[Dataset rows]
----
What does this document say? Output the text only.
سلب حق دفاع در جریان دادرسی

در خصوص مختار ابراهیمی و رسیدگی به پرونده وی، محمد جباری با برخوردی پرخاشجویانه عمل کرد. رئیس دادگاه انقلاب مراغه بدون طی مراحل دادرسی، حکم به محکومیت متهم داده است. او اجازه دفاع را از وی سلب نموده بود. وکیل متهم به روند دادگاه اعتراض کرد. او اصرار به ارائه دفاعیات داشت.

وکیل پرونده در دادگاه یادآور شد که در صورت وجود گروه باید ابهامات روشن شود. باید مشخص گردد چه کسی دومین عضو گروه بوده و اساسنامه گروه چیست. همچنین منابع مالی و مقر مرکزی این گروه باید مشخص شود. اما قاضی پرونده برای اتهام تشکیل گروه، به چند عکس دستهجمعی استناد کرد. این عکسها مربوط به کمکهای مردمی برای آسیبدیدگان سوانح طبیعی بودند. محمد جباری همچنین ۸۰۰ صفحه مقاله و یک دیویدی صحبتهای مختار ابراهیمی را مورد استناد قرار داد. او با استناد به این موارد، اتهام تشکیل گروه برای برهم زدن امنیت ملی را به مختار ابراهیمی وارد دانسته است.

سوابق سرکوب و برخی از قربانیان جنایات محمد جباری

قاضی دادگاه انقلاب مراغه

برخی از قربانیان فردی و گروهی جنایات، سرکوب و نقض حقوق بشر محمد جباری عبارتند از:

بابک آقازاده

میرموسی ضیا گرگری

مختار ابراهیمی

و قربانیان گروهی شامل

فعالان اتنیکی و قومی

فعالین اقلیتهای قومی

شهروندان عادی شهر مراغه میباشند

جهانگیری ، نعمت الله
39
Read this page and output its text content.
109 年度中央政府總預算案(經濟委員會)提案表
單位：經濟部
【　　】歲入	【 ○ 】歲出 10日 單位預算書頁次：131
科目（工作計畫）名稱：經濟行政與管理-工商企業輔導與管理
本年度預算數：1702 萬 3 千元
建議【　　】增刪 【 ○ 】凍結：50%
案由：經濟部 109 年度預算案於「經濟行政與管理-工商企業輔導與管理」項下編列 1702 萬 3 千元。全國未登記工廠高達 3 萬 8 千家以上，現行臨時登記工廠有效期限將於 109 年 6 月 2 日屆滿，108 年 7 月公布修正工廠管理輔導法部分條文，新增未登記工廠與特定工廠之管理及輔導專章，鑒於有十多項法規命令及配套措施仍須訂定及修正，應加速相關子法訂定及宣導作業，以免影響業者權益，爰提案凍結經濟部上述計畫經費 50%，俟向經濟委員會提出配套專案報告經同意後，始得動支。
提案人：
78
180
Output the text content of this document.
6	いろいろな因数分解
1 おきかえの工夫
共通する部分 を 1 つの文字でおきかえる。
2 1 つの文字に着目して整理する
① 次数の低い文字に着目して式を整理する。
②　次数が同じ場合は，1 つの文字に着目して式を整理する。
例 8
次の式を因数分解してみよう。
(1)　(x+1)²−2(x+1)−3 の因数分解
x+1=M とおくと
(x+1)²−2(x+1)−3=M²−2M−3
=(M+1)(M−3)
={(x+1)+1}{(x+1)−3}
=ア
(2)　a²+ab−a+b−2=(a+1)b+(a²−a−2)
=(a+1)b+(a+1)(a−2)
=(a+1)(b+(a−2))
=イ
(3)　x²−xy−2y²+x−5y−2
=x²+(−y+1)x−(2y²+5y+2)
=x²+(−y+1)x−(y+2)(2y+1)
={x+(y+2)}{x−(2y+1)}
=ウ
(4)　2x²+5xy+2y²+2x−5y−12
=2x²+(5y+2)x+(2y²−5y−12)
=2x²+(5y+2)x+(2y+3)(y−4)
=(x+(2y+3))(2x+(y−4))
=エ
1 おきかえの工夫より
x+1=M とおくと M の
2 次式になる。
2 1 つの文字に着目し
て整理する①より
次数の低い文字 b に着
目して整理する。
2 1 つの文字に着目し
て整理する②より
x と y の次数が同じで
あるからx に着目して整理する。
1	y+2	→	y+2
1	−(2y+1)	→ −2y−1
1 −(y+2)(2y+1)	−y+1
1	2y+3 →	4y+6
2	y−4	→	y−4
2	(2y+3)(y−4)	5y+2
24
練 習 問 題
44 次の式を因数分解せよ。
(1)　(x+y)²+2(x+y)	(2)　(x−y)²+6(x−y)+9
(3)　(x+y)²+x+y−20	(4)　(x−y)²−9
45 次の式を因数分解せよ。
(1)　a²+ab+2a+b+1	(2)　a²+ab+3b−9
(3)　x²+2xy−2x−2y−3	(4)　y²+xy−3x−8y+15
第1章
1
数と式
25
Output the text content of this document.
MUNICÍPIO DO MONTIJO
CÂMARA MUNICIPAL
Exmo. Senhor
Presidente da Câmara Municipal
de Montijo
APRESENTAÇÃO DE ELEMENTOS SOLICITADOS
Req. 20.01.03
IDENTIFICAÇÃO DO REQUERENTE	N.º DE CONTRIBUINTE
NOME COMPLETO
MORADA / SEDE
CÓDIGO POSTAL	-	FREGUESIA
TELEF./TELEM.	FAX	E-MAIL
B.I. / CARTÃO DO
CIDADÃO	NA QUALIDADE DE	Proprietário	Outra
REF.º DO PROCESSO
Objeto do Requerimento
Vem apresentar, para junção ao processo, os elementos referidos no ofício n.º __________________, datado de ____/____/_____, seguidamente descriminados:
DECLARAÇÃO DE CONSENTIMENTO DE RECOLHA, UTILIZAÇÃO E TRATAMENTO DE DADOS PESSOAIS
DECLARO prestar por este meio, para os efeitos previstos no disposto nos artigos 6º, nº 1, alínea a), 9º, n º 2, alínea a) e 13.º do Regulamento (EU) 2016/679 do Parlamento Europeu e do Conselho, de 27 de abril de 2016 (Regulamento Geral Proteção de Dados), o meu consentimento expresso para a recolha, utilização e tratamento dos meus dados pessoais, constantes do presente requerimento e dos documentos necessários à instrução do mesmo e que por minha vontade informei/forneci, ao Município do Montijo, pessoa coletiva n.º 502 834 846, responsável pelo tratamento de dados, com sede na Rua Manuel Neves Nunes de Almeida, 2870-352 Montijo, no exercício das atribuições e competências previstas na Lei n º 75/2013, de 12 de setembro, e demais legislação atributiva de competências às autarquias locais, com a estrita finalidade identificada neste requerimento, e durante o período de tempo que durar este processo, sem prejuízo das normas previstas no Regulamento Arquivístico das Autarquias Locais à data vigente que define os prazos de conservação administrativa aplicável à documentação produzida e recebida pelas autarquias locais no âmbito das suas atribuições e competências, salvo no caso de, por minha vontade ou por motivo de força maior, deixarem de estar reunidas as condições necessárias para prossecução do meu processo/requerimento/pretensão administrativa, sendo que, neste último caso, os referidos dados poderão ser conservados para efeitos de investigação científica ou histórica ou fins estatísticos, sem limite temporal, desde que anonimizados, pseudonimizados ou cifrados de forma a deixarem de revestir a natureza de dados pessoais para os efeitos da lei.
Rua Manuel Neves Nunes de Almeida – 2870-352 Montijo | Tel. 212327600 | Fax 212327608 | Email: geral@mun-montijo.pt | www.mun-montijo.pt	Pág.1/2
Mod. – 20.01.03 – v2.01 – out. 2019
----
■ Written task:
Return every line in the listing that contains the word "قربانیان".

■ Correct answer:
سوابق سرکوب و برخی از قربانیان جنایات محمد جباری
برخی از قربانیان فردی و گروهی جنایات، سرکوب و نقض حقوق بشر محمد جباری عبارتند از:
و قربانیان گروهی شامل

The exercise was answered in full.